What is required. Extract the complete listing and output it unchanged.

Stored dataset items
=====
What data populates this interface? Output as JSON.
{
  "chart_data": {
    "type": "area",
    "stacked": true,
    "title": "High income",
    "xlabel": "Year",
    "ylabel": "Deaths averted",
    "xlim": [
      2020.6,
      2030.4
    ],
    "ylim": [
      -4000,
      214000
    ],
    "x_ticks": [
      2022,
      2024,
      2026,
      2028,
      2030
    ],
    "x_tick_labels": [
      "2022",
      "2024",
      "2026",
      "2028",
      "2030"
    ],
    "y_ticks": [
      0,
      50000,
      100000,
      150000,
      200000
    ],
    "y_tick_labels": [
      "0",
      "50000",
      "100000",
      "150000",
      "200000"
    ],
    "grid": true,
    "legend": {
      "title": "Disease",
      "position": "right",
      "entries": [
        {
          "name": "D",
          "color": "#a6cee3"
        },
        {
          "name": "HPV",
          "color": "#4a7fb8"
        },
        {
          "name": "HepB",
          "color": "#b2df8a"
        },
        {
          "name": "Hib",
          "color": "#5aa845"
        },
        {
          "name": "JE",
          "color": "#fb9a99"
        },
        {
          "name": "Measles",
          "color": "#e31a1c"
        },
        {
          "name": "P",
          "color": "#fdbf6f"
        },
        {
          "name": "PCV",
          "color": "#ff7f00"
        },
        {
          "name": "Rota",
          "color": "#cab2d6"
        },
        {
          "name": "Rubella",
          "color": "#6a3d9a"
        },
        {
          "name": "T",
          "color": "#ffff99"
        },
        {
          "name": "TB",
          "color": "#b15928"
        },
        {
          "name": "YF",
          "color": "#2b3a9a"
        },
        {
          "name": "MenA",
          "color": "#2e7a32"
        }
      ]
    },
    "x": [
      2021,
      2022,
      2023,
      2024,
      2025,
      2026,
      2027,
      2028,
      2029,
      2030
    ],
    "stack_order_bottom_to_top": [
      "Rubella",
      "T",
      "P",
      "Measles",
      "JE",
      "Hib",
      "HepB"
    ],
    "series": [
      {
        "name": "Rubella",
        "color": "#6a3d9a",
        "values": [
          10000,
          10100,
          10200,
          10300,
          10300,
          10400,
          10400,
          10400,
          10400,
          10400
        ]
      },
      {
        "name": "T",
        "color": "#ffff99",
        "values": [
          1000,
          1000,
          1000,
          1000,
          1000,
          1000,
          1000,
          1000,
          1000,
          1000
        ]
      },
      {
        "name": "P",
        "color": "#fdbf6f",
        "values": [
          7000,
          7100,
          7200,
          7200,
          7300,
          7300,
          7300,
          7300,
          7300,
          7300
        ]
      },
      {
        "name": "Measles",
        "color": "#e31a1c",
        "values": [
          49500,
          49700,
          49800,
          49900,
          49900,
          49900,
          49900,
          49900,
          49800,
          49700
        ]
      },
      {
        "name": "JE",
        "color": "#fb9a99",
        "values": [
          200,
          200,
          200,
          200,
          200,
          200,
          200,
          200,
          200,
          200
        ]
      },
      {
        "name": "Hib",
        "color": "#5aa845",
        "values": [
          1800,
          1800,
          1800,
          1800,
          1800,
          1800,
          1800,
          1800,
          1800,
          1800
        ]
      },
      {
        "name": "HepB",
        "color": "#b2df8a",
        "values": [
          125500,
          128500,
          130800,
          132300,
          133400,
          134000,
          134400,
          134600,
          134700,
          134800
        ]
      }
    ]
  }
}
=====
Response to the task.
What data populates this interface? Output as JSON.
{
  "chart_data": {
    "type": "area",
    "stacked": true,
    "title": "High income",
    "xlabel": "Year",
    "ylabel": "Deaths averted",
    "xlim": [
      2020.6,
      2030.4
    ],
    "ylim": [
      -4000,
      214000
    ],
    "x_ticks": [
      2022,
      2024,
      2026,
      2028,
      2030
    ],
    "x_tick_labels": [
      "2022",
      "2024",
      "2026",
      "2028",
      "2030"
    ],
    "y_ticks": [
      0,
      50000,
      100000,
      150000,
      200000
    ],
    "y_tick_labels": [
      "0",
      "50000",
      "100000",
      "150000",
      "200000"
    ],
    "grid": true,
    "legend": {
      "title": "Disease",
      "position": "right",
      "entries": [
        {
          "name": "D",
          "color": "#a6cee3"
        },
        {
          "name": "HPV",
          "color": "#4a7fb8"
        },
        {
          "name": "HepB",
          "color": "#b2df8a"
        },
        {
          "name": "Hib",
          "color": "#5aa845"
        },
        {
          "name": "JE",
          "color": "#fb9a99"
        },
        {
          "name": "Measles",
          "color": "#e31a1c"
        },
        {
          "name": "P",
          "color": "#fdbf6f"
        },
        {
          "name": "PCV",
          "color": "#ff7f00"
        },
        {
          "name": "Rota",
          "color": "#cab2d6"
        },
        {
          "name": "Rubella",
          "color": "#6a3d9a"
        },
        {
          "name": "T",
          "color": "#ffff99"
        },
        {
          "name": "TB",
          "color": "#b15928"
        },
        {
          "name": "YF",
          "color": "#2b3a9a"
        },
        {
          "name": "MenA",
          "color": "#2e7a32"
        }
      ]
    },
    "x": [
      2021,
      2022,
      2023,
      2024,
      2025,
      2026,
      2027,
      2028,
      2029,
      2030
    ],
    "stack_order_bottom_to_top": [
      "Rubella",
      "T",
      "P",
      "Measles",
      "JE",
      "Hib",
      "HepB"
    ],
    "series": [
      {
        "name": "Rubella",
        "color": "#6a3d9a",
        "values": [
          10000,
          10100,
          10200,
          10300,
          10300,
          10400,
          10400,
          10400,
          10400,
          10400
        ]
      },
      {
        "name": "T",
        "color": "#ffff99",
        "values": [
          1000,
          1000,
          1000,
          1000,
          1000,
          1000,
          1000,
          1000,
          1000,
          1000
        ]
      },
      {
        "name": "P",
        "color": "#fdbf6f",
        "values": [
          7000,
          7100,
          7200,
          7200,
          7300,
          7300,
          7300,
          7300,
          7300,
          7300
        ]
      },
      {
        "name": "Measles",
        "color": "#e31a1c",
        "values": [
          49500,
          49700,
          49800,
          49900,
          49900,
          49900,
          49900,
          49900,
          49800,
          49700
        ]
      },
      {
        "name": "JE",
        "color": "#fb9a99",
        "values": [
          200,
          200,
          200,
          200,
          200,
          200,
          200,
          200,
          200,
          200
        ]
      },
      {
        "name": "Hib",
        "color": "#5aa845",
        "values": [
          1800,
          1800,
          1800,
          1800,
          1800,
          1800,
          1800,
          1800,
          1800,
          1800
        ]
      },
      {
        "name": "HepB",
        "color": "#b2df8a",
        "values": [
          125500,
          128500,
          130800,
          132300,
          133400,
          134000,
          134400,
          134600,
          134700,
          134800
        ]
      }
    ]
  }
}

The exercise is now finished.